- [WHAT IS ASKED]: Each line should be copied exactly.

- [RECORDS SHOWN]:
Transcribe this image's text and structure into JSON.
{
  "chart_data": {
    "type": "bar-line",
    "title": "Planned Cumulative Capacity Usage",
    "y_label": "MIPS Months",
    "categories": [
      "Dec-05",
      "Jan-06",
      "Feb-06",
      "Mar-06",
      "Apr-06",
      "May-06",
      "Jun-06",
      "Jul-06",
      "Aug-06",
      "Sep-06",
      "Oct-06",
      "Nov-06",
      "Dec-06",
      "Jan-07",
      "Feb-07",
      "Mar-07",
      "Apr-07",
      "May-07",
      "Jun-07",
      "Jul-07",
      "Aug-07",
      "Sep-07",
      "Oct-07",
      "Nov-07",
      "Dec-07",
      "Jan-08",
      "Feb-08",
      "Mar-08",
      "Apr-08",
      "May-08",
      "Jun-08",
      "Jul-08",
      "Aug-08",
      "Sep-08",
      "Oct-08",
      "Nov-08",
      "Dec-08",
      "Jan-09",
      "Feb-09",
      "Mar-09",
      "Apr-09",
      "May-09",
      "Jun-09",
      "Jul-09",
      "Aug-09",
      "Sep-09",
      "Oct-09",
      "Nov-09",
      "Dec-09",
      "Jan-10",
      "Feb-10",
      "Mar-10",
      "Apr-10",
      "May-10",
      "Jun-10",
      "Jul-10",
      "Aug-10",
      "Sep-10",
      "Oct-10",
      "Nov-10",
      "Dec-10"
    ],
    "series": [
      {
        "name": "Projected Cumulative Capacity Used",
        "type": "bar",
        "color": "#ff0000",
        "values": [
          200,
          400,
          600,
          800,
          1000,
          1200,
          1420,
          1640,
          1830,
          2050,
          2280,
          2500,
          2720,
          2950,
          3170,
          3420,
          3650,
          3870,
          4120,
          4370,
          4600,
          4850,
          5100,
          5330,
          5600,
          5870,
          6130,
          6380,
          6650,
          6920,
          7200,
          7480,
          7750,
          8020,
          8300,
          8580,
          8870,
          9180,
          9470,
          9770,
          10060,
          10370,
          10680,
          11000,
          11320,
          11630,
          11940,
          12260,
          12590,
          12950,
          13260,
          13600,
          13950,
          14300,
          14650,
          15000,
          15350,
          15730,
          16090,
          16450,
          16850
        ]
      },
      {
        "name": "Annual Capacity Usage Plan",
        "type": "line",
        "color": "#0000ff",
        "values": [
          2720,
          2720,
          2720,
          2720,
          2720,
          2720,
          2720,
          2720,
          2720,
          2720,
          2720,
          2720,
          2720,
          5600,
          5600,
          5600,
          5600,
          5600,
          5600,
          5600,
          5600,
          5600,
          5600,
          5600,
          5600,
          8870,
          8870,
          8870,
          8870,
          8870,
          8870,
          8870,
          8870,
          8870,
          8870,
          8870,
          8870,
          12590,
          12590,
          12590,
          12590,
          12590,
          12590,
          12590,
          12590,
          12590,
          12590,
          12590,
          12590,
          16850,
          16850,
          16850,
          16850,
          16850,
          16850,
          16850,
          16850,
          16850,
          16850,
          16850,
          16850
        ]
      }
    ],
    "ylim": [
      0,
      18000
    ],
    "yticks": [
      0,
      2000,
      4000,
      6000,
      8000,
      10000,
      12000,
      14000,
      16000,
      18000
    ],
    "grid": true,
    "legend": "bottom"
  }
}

- [RESULT OF THIS EXERCISE]:
Transcribe this image's text and structure into JSON.
{
  "chart_data": {
    "type": "bar-line",
    "title": "Planned Cumulative Capacity Usage",
    "y_label": "MIPS Months",
    "categories": [
      "Dec-05",
      "Jan-06",
      "Feb-06",
      "Mar-06",
      "Apr-06",
      "May-06",
      "Jun-06",
      "Jul-06",
      "Aug-06",
      "Sep-06",
      "Oct-06",
      "Nov-06",
      "Dec-06",
      "Jan-07",
      "Feb-07",
      "Mar-07",
      "Apr-07",
      "May-07",
      "Jun-07",
      "Jul-07",
      "Aug-07",
      "Sep-07",
      "Oct-07",
      "Nov-07",
      "Dec-07",
      "Jan-08",
      "Feb-08",
      "Mar-08",
      "Apr-08",
      "May-08",
      "Jun-08",
      "Jul-08",
      "Aug-08",
      "Sep-08",
      "Oct-08",
      "Nov-08",
      "Dec-08",
      "Jan-09",
      "Feb-09",
      "Mar-09",
      "Apr-09",
      "May-09",
      "Jun-09",
      "Jul-09",
      "Aug-09",
      "Sep-09",
      "Oct-09",
      "Nov-09",
      "Dec-09",
      "Jan-10",
      "Feb-10",
      "Mar-10",
      "Apr-10",
      "May-10",
      "Jun-10",
      "Jul-10",
      "Aug-10",
      "Sep-10",
      "Oct-10",
      "Nov-10",
      "Dec-10"
    ],
    "series": [
      {
        "name": "Projected Cumulative Capacity Used",
        "type": "bar",
        "color": "#ff0000",
        "values": [
          200,
          400,
          600,
          800,
          1000,
          1200,
          1420,
          1640,
          1830,
          2050,
          2280,
          2500,
          2720,
          2950,
          3170,
          3420,
          3650,
          3870,
          4120,
          4370,
          4600,
          4850,
          5100,
          5330,
          5600,
          5870,
          6130,
          6380,
          6650,
          6920,
          7200,
          7480,
          7750,
          8020,
          8300,
          8580,
          8870,
          9180,
          9470,
          9770,
          10060,
          10370,
          10680,
          11000,
          11320,
          11630,
          11940,
          12260,
          12590,
          12950,
          13260,
          13600,
          13950,
          14300,
          14650,
          15000,
          15350,
          15730,
          16090,
          16450,
          16850
        ]
      },
      {
        "name": "Annual Capacity Usage Plan",
        "type": "line",
        "color": "#0000ff",
        "values": [
          2720,
          2720,
          2720,
          2720,
          2720,
          2720,
          2720,
          2720,
          2720,
          2720,
          2720,
          2720,
          2720,
          5600,
          5600,
          5600,
          5600,
          5600,
          5600,
          5600,
          5600,
          5600,
          5600,
          5600,
          5600,
          8870,
          8870,
          8870,
          8870,
          8870,
          8870,
          8870,
          8870,
          8870,
          8870,
          8870,
          8870,
          12590,
          12590,
          12590,
          12590,
          12590,
          12590,
          12590,
          12590,
          12590,
          12590,
          12590,
          12590,
          16850,
          16850,
          16850,
          16850,
          16850,
          16850,
          16850,
          16850,
          16850,
          16850,
          16850,
          16850
        ]
      }
    ],
    "ylim": [
      0,
      18000
    ],
    "yticks": [
      0,
      2000,
      4000,
      6000,
      8000,
      10000,
      12000,
      14000,
      16000,
      18000
    ],
    "grid": true,
    "legend": "bottom"
  }
}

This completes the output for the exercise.